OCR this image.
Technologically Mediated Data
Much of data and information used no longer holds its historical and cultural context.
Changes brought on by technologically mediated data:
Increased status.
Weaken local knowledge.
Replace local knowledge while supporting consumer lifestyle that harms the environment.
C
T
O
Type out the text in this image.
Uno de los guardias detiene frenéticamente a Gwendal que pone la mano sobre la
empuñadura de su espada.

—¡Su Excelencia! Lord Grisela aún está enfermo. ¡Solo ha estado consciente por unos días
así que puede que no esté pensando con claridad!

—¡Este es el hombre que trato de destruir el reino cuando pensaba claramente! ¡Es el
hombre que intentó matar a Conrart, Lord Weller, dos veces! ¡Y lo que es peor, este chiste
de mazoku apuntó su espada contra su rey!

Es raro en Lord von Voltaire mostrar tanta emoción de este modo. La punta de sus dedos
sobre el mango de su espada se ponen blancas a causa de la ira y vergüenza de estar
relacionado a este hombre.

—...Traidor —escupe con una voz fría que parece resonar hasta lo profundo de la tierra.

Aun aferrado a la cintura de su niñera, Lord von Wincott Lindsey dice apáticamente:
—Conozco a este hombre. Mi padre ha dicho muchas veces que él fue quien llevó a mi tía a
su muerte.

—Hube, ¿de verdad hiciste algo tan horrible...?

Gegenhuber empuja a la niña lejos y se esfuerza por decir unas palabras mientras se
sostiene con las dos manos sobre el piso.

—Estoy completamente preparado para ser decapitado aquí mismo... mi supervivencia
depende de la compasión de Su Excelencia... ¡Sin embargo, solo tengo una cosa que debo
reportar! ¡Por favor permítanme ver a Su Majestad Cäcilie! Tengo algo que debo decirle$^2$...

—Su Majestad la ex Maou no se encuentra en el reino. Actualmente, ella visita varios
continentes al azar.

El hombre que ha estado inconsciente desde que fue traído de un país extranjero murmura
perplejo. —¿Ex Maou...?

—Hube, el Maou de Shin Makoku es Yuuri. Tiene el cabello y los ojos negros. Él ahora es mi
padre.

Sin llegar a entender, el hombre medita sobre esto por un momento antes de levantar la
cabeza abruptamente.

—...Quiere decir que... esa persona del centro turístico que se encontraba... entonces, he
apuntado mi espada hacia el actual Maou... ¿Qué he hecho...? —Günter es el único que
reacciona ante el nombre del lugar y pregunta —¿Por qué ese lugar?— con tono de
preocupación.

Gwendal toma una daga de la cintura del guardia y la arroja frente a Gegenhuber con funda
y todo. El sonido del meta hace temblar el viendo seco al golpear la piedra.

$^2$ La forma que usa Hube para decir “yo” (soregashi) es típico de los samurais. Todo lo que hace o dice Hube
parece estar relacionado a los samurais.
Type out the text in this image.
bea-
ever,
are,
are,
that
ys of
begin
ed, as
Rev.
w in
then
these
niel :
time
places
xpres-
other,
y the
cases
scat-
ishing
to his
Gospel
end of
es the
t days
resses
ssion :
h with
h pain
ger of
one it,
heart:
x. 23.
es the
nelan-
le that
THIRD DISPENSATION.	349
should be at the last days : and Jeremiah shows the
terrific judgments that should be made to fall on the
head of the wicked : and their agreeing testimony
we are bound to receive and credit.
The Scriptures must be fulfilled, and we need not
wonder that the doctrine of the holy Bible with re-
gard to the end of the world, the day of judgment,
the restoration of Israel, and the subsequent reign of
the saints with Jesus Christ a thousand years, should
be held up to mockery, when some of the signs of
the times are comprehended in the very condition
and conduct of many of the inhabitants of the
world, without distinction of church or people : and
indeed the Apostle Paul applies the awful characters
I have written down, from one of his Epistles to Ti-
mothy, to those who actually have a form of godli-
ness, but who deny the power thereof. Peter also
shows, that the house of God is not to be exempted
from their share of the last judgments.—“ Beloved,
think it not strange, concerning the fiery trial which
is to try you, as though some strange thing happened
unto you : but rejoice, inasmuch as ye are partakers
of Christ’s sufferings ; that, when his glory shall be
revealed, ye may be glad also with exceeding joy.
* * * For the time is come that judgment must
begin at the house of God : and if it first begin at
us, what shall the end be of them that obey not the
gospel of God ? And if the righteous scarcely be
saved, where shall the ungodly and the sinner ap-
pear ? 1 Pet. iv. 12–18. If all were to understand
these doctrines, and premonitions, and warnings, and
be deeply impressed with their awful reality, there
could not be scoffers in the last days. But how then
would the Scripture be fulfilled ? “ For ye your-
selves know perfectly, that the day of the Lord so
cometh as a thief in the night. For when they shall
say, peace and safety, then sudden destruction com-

# # # # #

- _Requirements_:
Repeat every record, keeping each word and mark exactly as it is.

- _Solution below_:
OCR this image.
Technologically Mediated Data
Much of data and information used no longer holds its historical and cultural context.
Changes brought on by technologically mediated data:
Increased status.
Weaken local knowledge.
Replace local knowledge while supporting consumer lifestyle that harms the environment.
C
T
O
Type out the text in this image.
Uno de los guardias detiene frenéticamente a Gwendal que pone la mano sobre la
empuñadura de su espada.

—¡Su Excelencia! Lord Grisela aún está enfermo. ¡Solo ha estado consciente por unos días
así que puede que no esté pensando con claridad!

—¡Este es el hombre que trato de destruir el reino cuando pensaba claramente! ¡Es el
hombre que intentó matar a Conrart, Lord Weller, dos veces! ¡Y lo que es peor, este chiste
de mazoku apuntó su espada contra su rey!

Es raro en Lord von Voltaire mostrar tanta emoción de este modo. La punta de sus dedos
sobre el mango de su espada se ponen blancas a causa de la ira y vergüenza de estar
relacionado a este hombre.

—...Traidor —escupe con una voz fría que parece resonar hasta lo profundo de la tierra.

Aun aferrado a la cintura de su niñera, Lord von Wincott Lindsey dice apáticamente:
—Conozco a este hombre. Mi padre ha dicho muchas veces que él fue quien llevó a mi tía a
su muerte.

—Hube, ¿de verdad hiciste algo tan horrible...?

Gegenhuber empuja a la niña lejos y se esfuerza por decir unas palabras mientras se
sostiene con las dos manos sobre el piso.

—Estoy completamente preparado para ser decapitado aquí mismo... mi supervivencia
depende de la compasión de Su Excelencia... ¡Sin embargo, solo tengo una cosa que debo
reportar! ¡Por favor permítanme ver a Su Majestad Cäcilie! Tengo algo que debo decirle$^2$...

—Su Majestad la ex Maou no se encuentra en el reino. Actualmente, ella visita varios
continentes al azar.

El hombre que ha estado inconsciente desde que fue traído de un país extranjero murmura
perplejo. —¿Ex Maou...?

—Hube, el Maou de Shin Makoku es Yuuri. Tiene el cabello y los ojos negros. Él ahora es mi
padre.

Sin llegar a entender, el hombre medita sobre esto por un momento antes de levantar la
cabeza abruptamente.

—...Quiere decir que... esa persona del centro turístico que se encontraba... entonces, he
apuntado mi espada hacia el actual Maou... ¿Qué he hecho...? —Günter es el único que
reacciona ante el nombre del lugar y pregunta —¿Por qué ese lugar?— con tono de
preocupación.

Gwendal toma una daga de la cintura del guardia y la arroja frente a Gegenhuber con funda
y todo. El sonido del meta hace temblar el viendo seco al golpear la piedra.

$^2$ La forma que usa Hube para decir “yo” (soregashi) es típico de los samurais. Todo lo que hace o dice Hube
parece estar relacionado a los samurais.
Type out the text in this image.
bea-
ever,
are,
are,
that
ys of
begin
ed, as
Rev.
w in
then
these
niel :
time
places
xpres-
other,
y the
cases
scat-
ishing
to his
Gospel
end of
es the
t days
resses
ssion :
h with
h pain
ger of
one it,
heart:
x. 23.
es the
nelan-
le that
THIRD DISPENSATION.	349
should be at the last days : and Jeremiah shows the
terrific judgments that should be made to fall on the
head of the wicked : and their agreeing testimony
we are bound to receive and credit.
The Scriptures must be fulfilled, and we need not
wonder that the doctrine of the holy Bible with re-
gard to the end of the world, the day of judgment,
the restoration of Israel, and the subsequent reign of
the saints with Jesus Christ a thousand years, should
be held up to mockery, when some of the signs of
the times are comprehended in the very condition
and conduct of many of the inhabitants of the
world, without distinction of church or people : and
indeed the Apostle Paul applies the awful characters
I have written down, from one of his Epistles to Ti-
mothy, to those who actually have a form of godli-
ness, but who deny the power thereof. Peter also
shows, that the house of God is not to be exempted
from their share of the last judgments.—“ Beloved,
think it not strange, concerning the fiery trial which
is to try you, as though some strange thing happened
unto you : but rejoice, inasmuch as ye are partakers
of Christ’s sufferings ; that, when his glory shall be
revealed, ye may be glad also with exceeding joy.
* * * For the time is come that judgment must
begin at the house of God : and if it first begin at
us, what shall the end be of them that obey not the
gospel of God ? And if the righteous scarcely be
saved, where shall the ungodly and the sinner ap-
pear ? 1 Pet. iv. 12–18. If all were to understand
these doctrines, and premonitions, and warnings, and
be deeply impressed with their awful reality, there
could not be scoffers in the last days. But how then
would the Scripture be fulfilled ? “ For ye your-
selves know perfectly, that the day of the Lord so
cometh as a thief in the night. For when they shall
say, peace and safety, then sudden destruction com-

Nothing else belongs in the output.